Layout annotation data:
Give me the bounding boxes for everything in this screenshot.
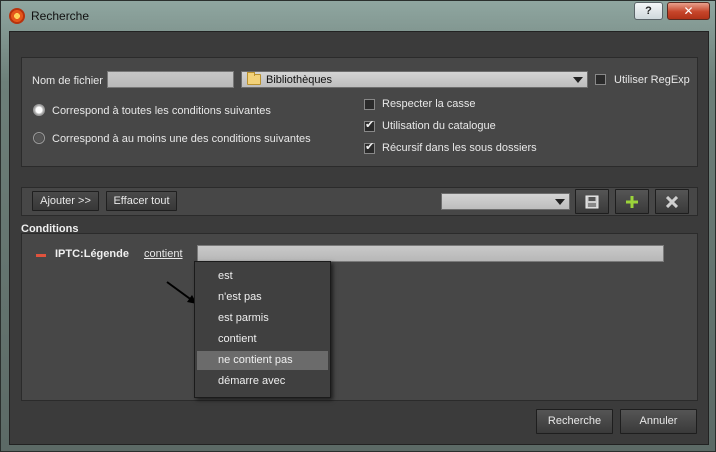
conditions-toolbar: Ajouter >> Effacer tout [21, 187, 698, 216]
match-all-radio[interactable] [33, 104, 45, 116]
remove-condition-icon[interactable] [36, 254, 46, 257]
recursive-checkbox[interactable] [364, 140, 375, 154]
help-button[interactable]: ? [634, 2, 663, 20]
operator-option-est-parmis[interactable]: est parmis [197, 309, 328, 328]
save-preset-button[interactable] [575, 189, 609, 214]
folder-icon [247, 72, 261, 85]
close-icon [666, 196, 678, 208]
condition-field: IPTC:Légende [55, 248, 129, 260]
operator-menu: est n'est pas est parmis contient ne con… [194, 261, 331, 398]
recursive-label: Récursif dans les sous dossiers [382, 142, 537, 154]
operator-option-demarre-avec[interactable]: démarre avec [197, 372, 328, 391]
save-icon [585, 195, 599, 209]
catalog-label: Utilisation du catalogue [382, 120, 496, 132]
add-preset-button[interactable] [615, 189, 649, 214]
dialog-window: Recherche ? ✕ Nom de fichier Bibliothèqu… [0, 0, 716, 452]
chevron-down-icon [573, 77, 583, 83]
plus-icon [626, 196, 638, 208]
title-bar[interactable]: Recherche ? ✕ [1, 1, 715, 31]
cancel-button[interactable]: Annuler [620, 409, 697, 434]
match-all-label: Correspond à toutes les conditions suiva… [52, 105, 271, 117]
preset-select[interactable] [441, 193, 570, 210]
regexp-checkbox[interactable] [595, 74, 606, 85]
close-window-button[interactable]: ✕ [667, 2, 710, 20]
chevron-down-icon [555, 199, 565, 205]
match-any-label: Correspond à au moins une des conditions… [52, 133, 311, 145]
condition-value-input[interactable] [197, 245, 664, 262]
regexp-label: Utiliser RegExp [614, 74, 690, 86]
delete-preset-button[interactable] [655, 189, 689, 214]
case-label: Respecter la casse [382, 98, 476, 110]
operator-option-contient[interactable]: contient [197, 330, 328, 349]
condition-operator[interactable]: contient [144, 248, 183, 260]
search-button[interactable]: Recherche [536, 409, 613, 434]
catalog-checkbox[interactable] [364, 118, 375, 132]
case-checkbox[interactable] [364, 99, 375, 110]
filename-label: Nom de fichier [32, 75, 103, 87]
operator-option-est[interactable]: est [197, 267, 328, 286]
filename-input[interactable] [107, 71, 234, 88]
operator-option-nest-pas[interactable]: n'est pas [197, 288, 328, 307]
add-condition-button[interactable]: Ajouter >> [32, 191, 99, 211]
location-select[interactable]: Bibliothèques [241, 71, 588, 88]
location-select-value: Bibliothèques [266, 74, 333, 86]
app-logo-icon [9, 8, 25, 24]
match-any-radio[interactable] [33, 132, 45, 144]
dialog-body: Nom de fichier Bibliothèques Utiliser Re… [9, 31, 709, 445]
window-title: Recherche [31, 9, 90, 23]
search-options-panel: Nom de fichier Bibliothèques Utiliser Re… [21, 57, 698, 167]
clear-all-button[interactable]: Effacer tout [106, 191, 177, 211]
conditions-list: IPTC:Légende contient [21, 233, 698, 401]
operator-option-ne-contient-pas[interactable]: ne contient pas [197, 351, 328, 370]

- **Task goal**
Please print every row above again without changing anything, and leave out the pictures.

- **Written response**
Give me the bounding boxes for everything in this screenshot.
conditions-toolbar: Ajouter >> Effacer tout [21, 187, 698, 216]
match-all-radio[interactable] [33, 104, 45, 116]
remove-condition-icon[interactable] [36, 254, 46, 257]
recursive-checkbox[interactable] [364, 140, 375, 154]
help-button[interactable]: ? [634, 2, 663, 20]
operator-option-est-parmis[interactable]: est parmis [197, 309, 328, 328]
save-preset-button[interactable] [575, 189, 609, 214]
folder-icon [247, 72, 261, 85]
close-icon [666, 196, 678, 208]
condition-field: IPTC:Légende [55, 248, 129, 260]
operator-menu: est n'est pas est parmis contient ne con… [194, 261, 331, 398]
recursive-label: Récursif dans les sous dossiers [382, 142, 537, 154]
operator-option-demarre-avec[interactable]: démarre avec [197, 372, 328, 391]
save-icon [585, 195, 599, 209]
catalog-label: Utilisation du catalogue [382, 120, 496, 132]
add-preset-button[interactable] [615, 189, 649, 214]
dialog-window: Recherche ? ✕ Nom de fichier Bibliothèqu… [0, 0, 716, 452]
chevron-down-icon [573, 77, 583, 83]
plus-icon [626, 196, 638, 208]
title-bar[interactable]: Recherche ? ✕ [1, 1, 715, 31]
cancel-button[interactable]: Annuler [620, 409, 697, 434]
match-all-label: Correspond à toutes les conditions suiva… [52, 105, 271, 117]
preset-select[interactable] [441, 193, 570, 210]
regexp-checkbox[interactable] [595, 74, 606, 85]
close-window-button[interactable]: ✕ [667, 2, 710, 20]
chevron-down-icon [555, 199, 565, 205]
match-any-label: Correspond à au moins une des conditions… [52, 133, 311, 145]
condition-value-input[interactable] [197, 245, 664, 262]
regexp-label: Utiliser RegExp [614, 74, 690, 86]
delete-preset-button[interactable] [655, 189, 689, 214]
case-label: Respecter la casse [382, 98, 476, 110]
operator-option-contient[interactable]: contient [197, 330, 328, 349]
condition-operator[interactable]: contient [144, 248, 183, 260]
search-button[interactable]: Recherche [536, 409, 613, 434]
catalog-checkbox[interactable] [364, 118, 375, 132]
case-checkbox[interactable] [364, 99, 375, 110]
filename-label: Nom de fichier [32, 75, 103, 87]
operator-option-est[interactable]: est [197, 267, 328, 286]
filename-input[interactable] [107, 71, 234, 88]
operator-option-nest-pas[interactable]: n'est pas [197, 288, 328, 307]
add-condition-button[interactable]: Ajouter >> [32, 191, 99, 211]
location-select[interactable]: Bibliothèques [241, 71, 588, 88]
location-select-value: Bibliothèques [266, 74, 333, 86]
app-logo-icon [9, 8, 25, 24]
match-any-radio[interactable] [33, 132, 45, 144]
dialog-body: Nom de fichier Bibliothèques Utiliser Re… [9, 31, 709, 445]
window-title: Recherche [31, 9, 90, 23]
search-options-panel: Nom de fichier Bibliothèques Utiliser Re… [21, 57, 698, 167]
clear-all-button[interactable]: Effacer tout [106, 191, 177, 211]
conditions-list: IPTC:Légende contient [21, 233, 698, 401]
operator-option-ne-contient-pas[interactable]: ne contient pas [197, 351, 328, 370]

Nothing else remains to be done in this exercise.